━━━━━ Excerpted records

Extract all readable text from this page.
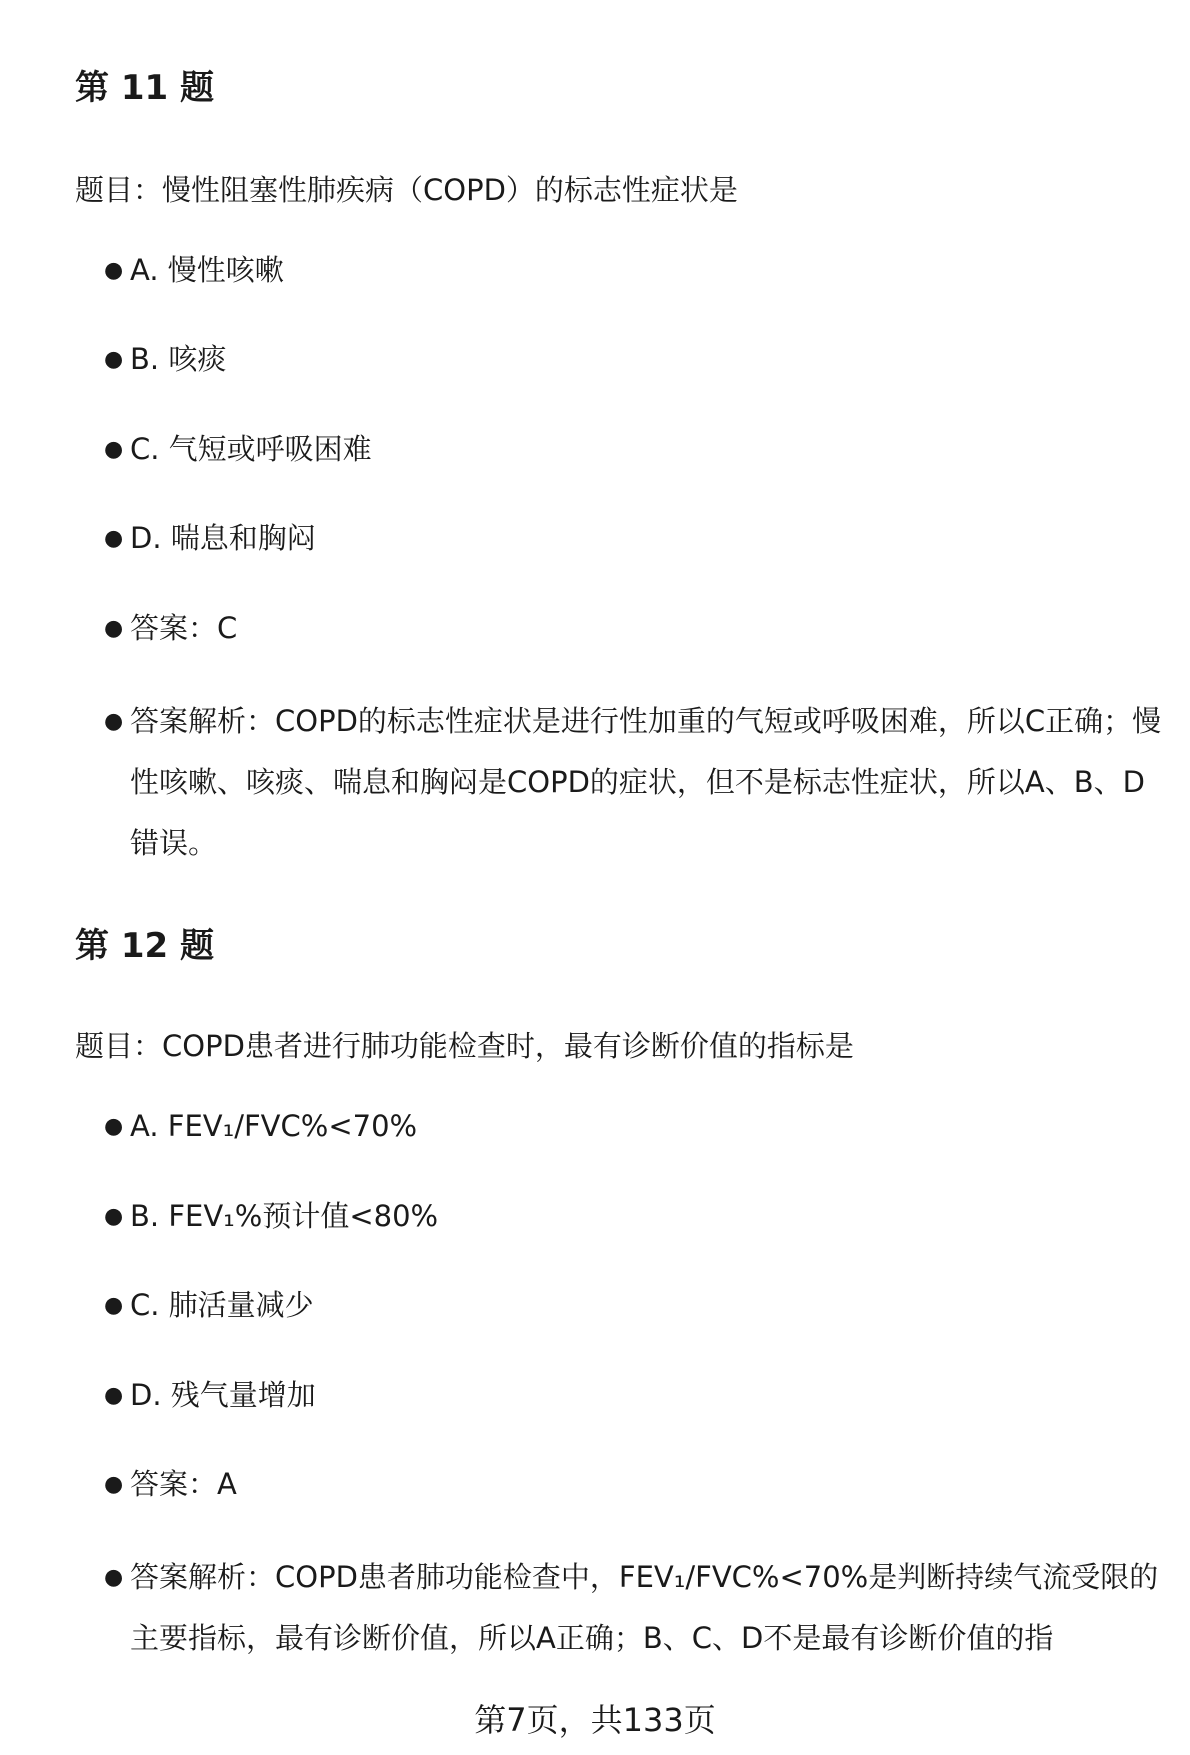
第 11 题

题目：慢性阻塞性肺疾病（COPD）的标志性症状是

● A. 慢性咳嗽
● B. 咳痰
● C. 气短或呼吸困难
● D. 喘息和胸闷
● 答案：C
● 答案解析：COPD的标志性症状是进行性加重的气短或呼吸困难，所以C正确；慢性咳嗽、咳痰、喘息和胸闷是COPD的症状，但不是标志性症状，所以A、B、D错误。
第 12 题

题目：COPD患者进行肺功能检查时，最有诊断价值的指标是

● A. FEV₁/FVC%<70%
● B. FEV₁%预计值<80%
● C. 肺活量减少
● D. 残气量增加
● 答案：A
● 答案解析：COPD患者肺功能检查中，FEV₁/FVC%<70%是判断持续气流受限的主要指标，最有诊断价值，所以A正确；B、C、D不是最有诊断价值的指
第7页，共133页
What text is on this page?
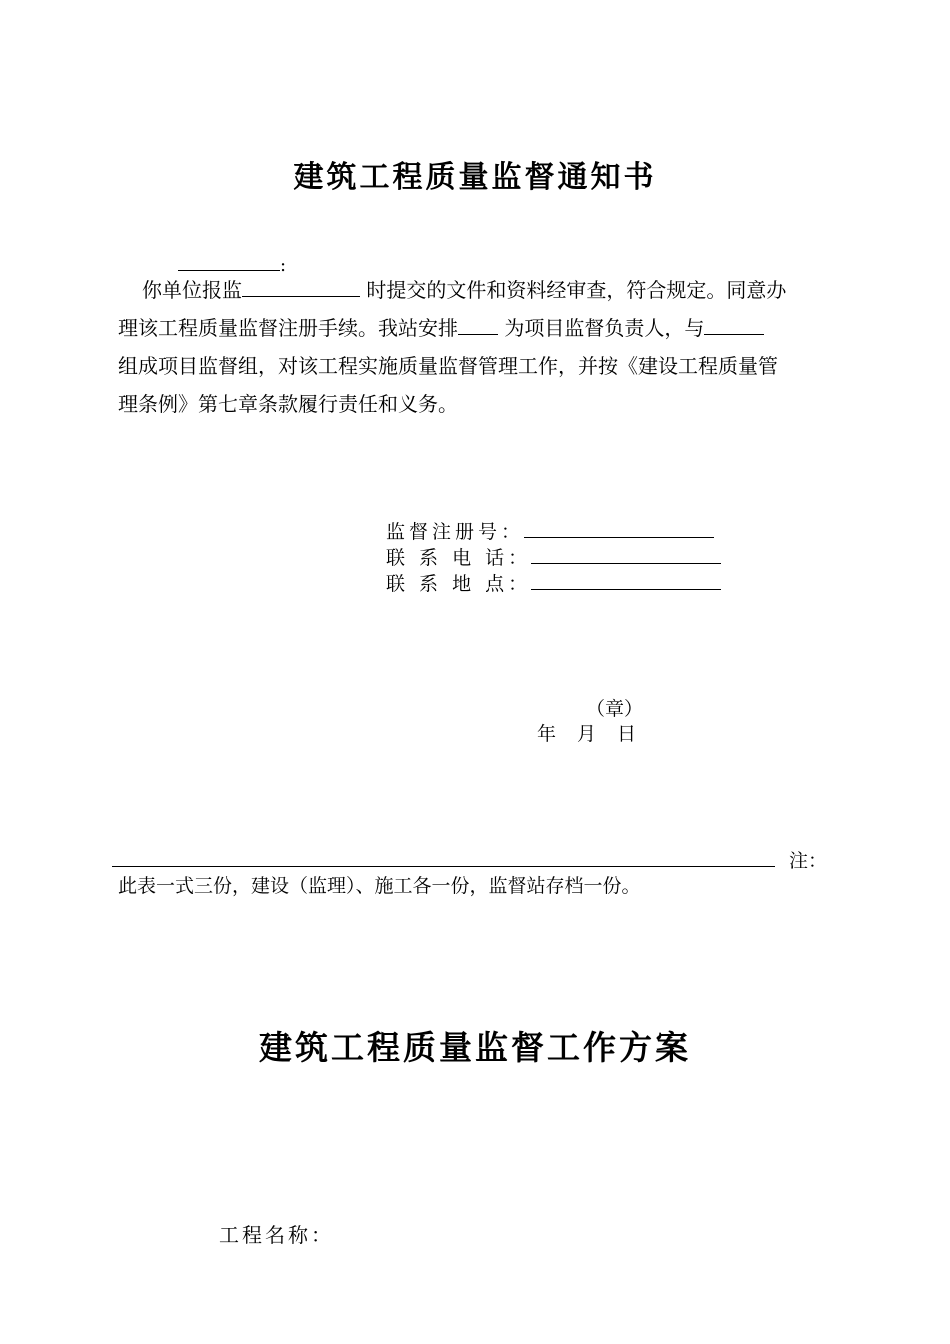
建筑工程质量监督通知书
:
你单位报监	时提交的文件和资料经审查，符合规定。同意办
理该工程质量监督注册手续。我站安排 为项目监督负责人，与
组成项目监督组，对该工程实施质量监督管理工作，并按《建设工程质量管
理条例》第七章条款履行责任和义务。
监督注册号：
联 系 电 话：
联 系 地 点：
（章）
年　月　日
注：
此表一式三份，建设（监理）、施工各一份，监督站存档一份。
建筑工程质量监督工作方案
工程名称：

━━━━━━━━━━

Do this: Without the pictures, output the full listing exactly as it stands.

Solution to the exercise:
Extract all readable text from this page.
第 11 题

题目：慢性阻塞性肺疾病（COPD）的标志性症状是

● A. 慢性咳嗽
● B. 咳痰
● C. 气短或呼吸困难
● D. 喘息和胸闷
● 答案：C
● 答案解析：COPD的标志性症状是进行性加重的气短或呼吸困难，所以C正确；慢性咳嗽、咳痰、喘息和胸闷是COPD的症状，但不是标志性症状，所以A、B、D错误。
第 12 题

题目：COPD患者进行肺功能检查时，最有诊断价值的指标是

● A. FEV₁/FVC%<70%
● B. FEV₁%预计值<80%
● C. 肺活量减少
● D. 残气量增加
● 答案：A
● 答案解析：COPD患者肺功能检查中，FEV₁/FVC%<70%是判断持续气流受限的主要指标，最有诊断价值，所以A正确；B、C、D不是最有诊断价值的指
第7页，共133页
What text is on this page?
建筑工程质量监督通知书
:
你单位报监	时提交的文件和资料经审查，符合规定。同意办
理该工程质量监督注册手续。我站安排 为项目监督负责人，与
组成项目监督组，对该工程实施质量监督管理工作，并按《建设工程质量管
理条例》第七章条款履行责任和义务。
监督注册号：
联 系 电 话：
联 系 地 点：
（章）
年　月　日
注：
此表一式三份，建设（监理）、施工各一份，监督站存档一份。
建筑工程质量监督工作方案
工程名称：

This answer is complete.